● **EXERCISE BRIEF**
The records under this task must be duplicated exactly.
___
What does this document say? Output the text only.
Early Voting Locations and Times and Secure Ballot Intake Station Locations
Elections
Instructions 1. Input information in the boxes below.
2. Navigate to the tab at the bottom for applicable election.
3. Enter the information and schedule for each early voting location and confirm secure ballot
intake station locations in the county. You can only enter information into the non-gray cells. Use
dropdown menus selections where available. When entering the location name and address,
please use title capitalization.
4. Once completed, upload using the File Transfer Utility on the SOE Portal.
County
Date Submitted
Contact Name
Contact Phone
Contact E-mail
___
● **OUTPUT BELOW**
What does this document say? Output the text only.
Early Voting Locations and Times and Secure Ballot Intake Station Locations
Elections
Instructions 1. Input information in the boxes below.
2. Navigate to the tab at the bottom for applicable election.
3. Enter the information and schedule for each early voting location and confirm secure ballot
intake station locations in the county. You can only enter information into the non-gray cells. Use
dropdown menus selections where available. When entering the location name and address,
please use title capitalization.
4. Once completed, upload using the File Transfer Utility on the SOE Portal.
County
Date Submitted
Contact Name
Contact Phone
Contact E-mail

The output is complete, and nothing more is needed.